>> START

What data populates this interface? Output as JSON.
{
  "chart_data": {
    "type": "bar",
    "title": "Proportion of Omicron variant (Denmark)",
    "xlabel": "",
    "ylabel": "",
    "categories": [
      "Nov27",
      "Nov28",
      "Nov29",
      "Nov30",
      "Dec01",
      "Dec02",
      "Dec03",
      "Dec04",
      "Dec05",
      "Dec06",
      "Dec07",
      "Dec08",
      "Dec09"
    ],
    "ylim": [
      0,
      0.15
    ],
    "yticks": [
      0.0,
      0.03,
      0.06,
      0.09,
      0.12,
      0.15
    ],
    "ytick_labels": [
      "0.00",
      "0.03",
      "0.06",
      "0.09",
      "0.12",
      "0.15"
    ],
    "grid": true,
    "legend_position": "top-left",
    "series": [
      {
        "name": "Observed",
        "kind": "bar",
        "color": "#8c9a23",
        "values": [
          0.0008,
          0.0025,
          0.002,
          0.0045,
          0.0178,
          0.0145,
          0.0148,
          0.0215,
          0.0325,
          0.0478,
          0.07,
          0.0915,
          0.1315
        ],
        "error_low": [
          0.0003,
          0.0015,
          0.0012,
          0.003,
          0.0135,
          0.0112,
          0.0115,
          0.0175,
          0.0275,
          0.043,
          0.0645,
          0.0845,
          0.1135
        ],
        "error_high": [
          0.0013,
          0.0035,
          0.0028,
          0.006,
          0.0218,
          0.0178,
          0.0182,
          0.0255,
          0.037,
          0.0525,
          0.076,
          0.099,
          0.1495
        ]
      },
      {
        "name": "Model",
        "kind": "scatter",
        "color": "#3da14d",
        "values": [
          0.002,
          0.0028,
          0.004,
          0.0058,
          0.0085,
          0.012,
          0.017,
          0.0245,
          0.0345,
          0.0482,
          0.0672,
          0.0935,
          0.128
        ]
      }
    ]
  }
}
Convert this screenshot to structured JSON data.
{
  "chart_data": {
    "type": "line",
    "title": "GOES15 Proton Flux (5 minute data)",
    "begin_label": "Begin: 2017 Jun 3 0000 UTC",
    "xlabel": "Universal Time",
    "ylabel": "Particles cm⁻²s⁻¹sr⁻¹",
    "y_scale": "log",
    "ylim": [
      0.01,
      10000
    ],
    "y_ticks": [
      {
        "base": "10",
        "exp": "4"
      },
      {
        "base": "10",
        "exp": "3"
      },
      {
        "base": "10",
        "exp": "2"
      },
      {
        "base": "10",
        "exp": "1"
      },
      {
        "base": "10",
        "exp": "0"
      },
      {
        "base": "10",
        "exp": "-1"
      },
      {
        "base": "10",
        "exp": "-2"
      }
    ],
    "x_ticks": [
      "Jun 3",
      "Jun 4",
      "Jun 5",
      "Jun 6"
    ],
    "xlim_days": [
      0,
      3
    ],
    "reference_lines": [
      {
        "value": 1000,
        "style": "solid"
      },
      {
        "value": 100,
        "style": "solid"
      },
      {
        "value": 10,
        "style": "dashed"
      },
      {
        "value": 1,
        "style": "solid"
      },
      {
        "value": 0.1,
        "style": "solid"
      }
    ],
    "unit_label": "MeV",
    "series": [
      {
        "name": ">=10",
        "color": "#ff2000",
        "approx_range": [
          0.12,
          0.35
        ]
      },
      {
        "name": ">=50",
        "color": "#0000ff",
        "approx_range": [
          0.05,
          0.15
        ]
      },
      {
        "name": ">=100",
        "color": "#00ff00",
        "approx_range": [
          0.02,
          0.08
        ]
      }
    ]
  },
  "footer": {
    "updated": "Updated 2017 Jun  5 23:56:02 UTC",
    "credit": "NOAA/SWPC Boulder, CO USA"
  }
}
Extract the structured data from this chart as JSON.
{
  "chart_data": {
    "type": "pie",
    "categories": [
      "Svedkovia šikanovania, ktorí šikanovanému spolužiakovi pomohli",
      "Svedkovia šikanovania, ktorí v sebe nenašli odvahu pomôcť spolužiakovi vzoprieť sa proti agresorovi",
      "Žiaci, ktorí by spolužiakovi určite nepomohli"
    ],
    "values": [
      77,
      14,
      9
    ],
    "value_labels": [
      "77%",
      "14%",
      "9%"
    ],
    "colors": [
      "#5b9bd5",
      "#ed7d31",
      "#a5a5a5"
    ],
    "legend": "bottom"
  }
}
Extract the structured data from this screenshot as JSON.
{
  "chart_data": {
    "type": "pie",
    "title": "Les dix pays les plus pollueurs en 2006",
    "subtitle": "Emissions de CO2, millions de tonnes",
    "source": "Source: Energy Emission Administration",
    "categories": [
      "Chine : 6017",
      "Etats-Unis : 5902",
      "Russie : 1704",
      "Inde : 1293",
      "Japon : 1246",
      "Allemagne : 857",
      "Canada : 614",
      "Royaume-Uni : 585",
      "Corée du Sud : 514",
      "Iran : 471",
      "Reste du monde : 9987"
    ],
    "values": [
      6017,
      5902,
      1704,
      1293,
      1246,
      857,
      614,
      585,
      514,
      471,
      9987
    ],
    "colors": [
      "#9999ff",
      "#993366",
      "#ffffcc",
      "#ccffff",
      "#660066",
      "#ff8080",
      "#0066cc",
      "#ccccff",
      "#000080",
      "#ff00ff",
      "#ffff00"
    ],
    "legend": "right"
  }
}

>> END

* _The request_: Write the entire listing out again, word for word.

* _Complete response_:
What data populates this interface? Output as JSON.
{
  "chart_data": {
    "type": "bar",
    "title": "Proportion of Omicron variant (Denmark)",
    "xlabel": "",
    "ylabel": "",
    "categories": [
      "Nov27",
      "Nov28",
      "Nov29",
      "Nov30",
      "Dec01",
      "Dec02",
      "Dec03",
      "Dec04",
      "Dec05",
      "Dec06",
      "Dec07",
      "Dec08",
      "Dec09"
    ],
    "ylim": [
      0,
      0.15
    ],
    "yticks": [
      0.0,
      0.03,
      0.06,
      0.09,
      0.12,
      0.15
    ],
    "ytick_labels": [
      "0.00",
      "0.03",
      "0.06",
      "0.09",
      "0.12",
      "0.15"
    ],
    "grid": true,
    "legend_position": "top-left",
    "series": [
      {
        "name": "Observed",
        "kind": "bar",
        "color": "#8c9a23",
        "values": [
          0.0008,
          0.0025,
          0.002,
          0.0045,
          0.0178,
          0.0145,
          0.0148,
          0.0215,
          0.0325,
          0.0478,
          0.07,
          0.0915,
          0.1315
        ],
        "error_low": [
          0.0003,
          0.0015,
          0.0012,
          0.003,
          0.0135,
          0.0112,
          0.0115,
          0.0175,
          0.0275,
          0.043,
          0.0645,
          0.0845,
          0.1135
        ],
        "error_high": [
          0.0013,
          0.0035,
          0.0028,
          0.006,
          0.0218,
          0.0178,
          0.0182,
          0.0255,
          0.037,
          0.0525,
          0.076,
          0.099,
          0.1495
        ]
      },
      {
        "name": "Model",
        "kind": "scatter",
        "color": "#3da14d",
        "values": [
          0.002,
          0.0028,
          0.004,
          0.0058,
          0.0085,
          0.012,
          0.017,
          0.0245,
          0.0345,
          0.0482,
          0.0672,
          0.0935,
          0.128
        ]
      }
    ]
  }
}
Convert this screenshot to structured JSON data.
{
  "chart_data": {
    "type": "line",
    "title": "GOES15 Proton Flux (5 minute data)",
    "begin_label": "Begin: 2017 Jun 3 0000 UTC",
    "xlabel": "Universal Time",
    "ylabel": "Particles cm⁻²s⁻¹sr⁻¹",
    "y_scale": "log",
    "ylim": [
      0.01,
      10000
    ],
    "y_ticks": [
      {
        "base": "10",
        "exp": "4"
      },
      {
        "base": "10",
        "exp": "3"
      },
      {
        "base": "10",
        "exp": "2"
      },
      {
        "base": "10",
        "exp": "1"
      },
      {
        "base": "10",
        "exp": "0"
      },
      {
        "base": "10",
        "exp": "-1"
      },
      {
        "base": "10",
        "exp": "-2"
      }
    ],
    "x_ticks": [
      "Jun 3",
      "Jun 4",
      "Jun 5",
      "Jun 6"
    ],
    "xlim_days": [
      0,
      3
    ],
    "reference_lines": [
      {
        "value": 1000,
        "style": "solid"
      },
      {
        "value": 100,
        "style": "solid"
      },
      {
        "value": 10,
        "style": "dashed"
      },
      {
        "value": 1,
        "style": "solid"
      },
      {
        "value": 0.1,
        "style": "solid"
      }
    ],
    "unit_label": "MeV",
    "series": [
      {
        "name": ">=10",
        "color": "#ff2000",
        "approx_range": [
          0.12,
          0.35
        ]
      },
      {
        "name": ">=50",
        "color": "#0000ff",
        "approx_range": [
          0.05,
          0.15
        ]
      },
      {
        "name": ">=100",
        "color": "#00ff00",
        "approx_range": [
          0.02,
          0.08
        ]
      }
    ]
  },
  "footer": {
    "updated": "Updated 2017 Jun  5 23:56:02 UTC",
    "credit": "NOAA/SWPC Boulder, CO USA"
  }
}
Extract the structured data from this chart as JSON.
{
  "chart_data": {
    "type": "pie",
    "categories": [
      "Svedkovia šikanovania, ktorí šikanovanému spolužiakovi pomohli",
      "Svedkovia šikanovania, ktorí v sebe nenašli odvahu pomôcť spolužiakovi vzoprieť sa proti agresorovi",
      "Žiaci, ktorí by spolužiakovi určite nepomohli"
    ],
    "values": [
      77,
      14,
      9
    ],
    "value_labels": [
      "77%",
      "14%",
      "9%"
    ],
    "colors": [
      "#5b9bd5",
      "#ed7d31",
      "#a5a5a5"
    ],
    "legend": "bottom"
  }
}
Extract the structured data from this screenshot as JSON.
{
  "chart_data": {
    "type": "pie",
    "title": "Les dix pays les plus pollueurs en 2006",
    "subtitle": "Emissions de CO2, millions de tonnes",
    "source": "Source: Energy Emission Administration",
    "categories": [
      "Chine : 6017",
      "Etats-Unis : 5902",
      "Russie : 1704",
      "Inde : 1293",
      "Japon : 1246",
      "Allemagne : 857",
      "Canada : 614",
      "Royaume-Uni : 585",
      "Corée du Sud : 514",
      "Iran : 471",
      "Reste du monde : 9987"
    ],
    "values": [
      6017,
      5902,
      1704,
      1293,
      1246,
      857,
      614,
      585,
      514,
      471,
      9987
    ],
    "colors": [
      "#9999ff",
      "#993366",
      "#ffffcc",
      "#ccffff",
      "#660066",
      "#ff8080",
      "#0066cc",
      "#ccccff",
      "#000080",
      "#ff00ff",
      "#ffff00"
    ],
    "legend": "right"
  }
}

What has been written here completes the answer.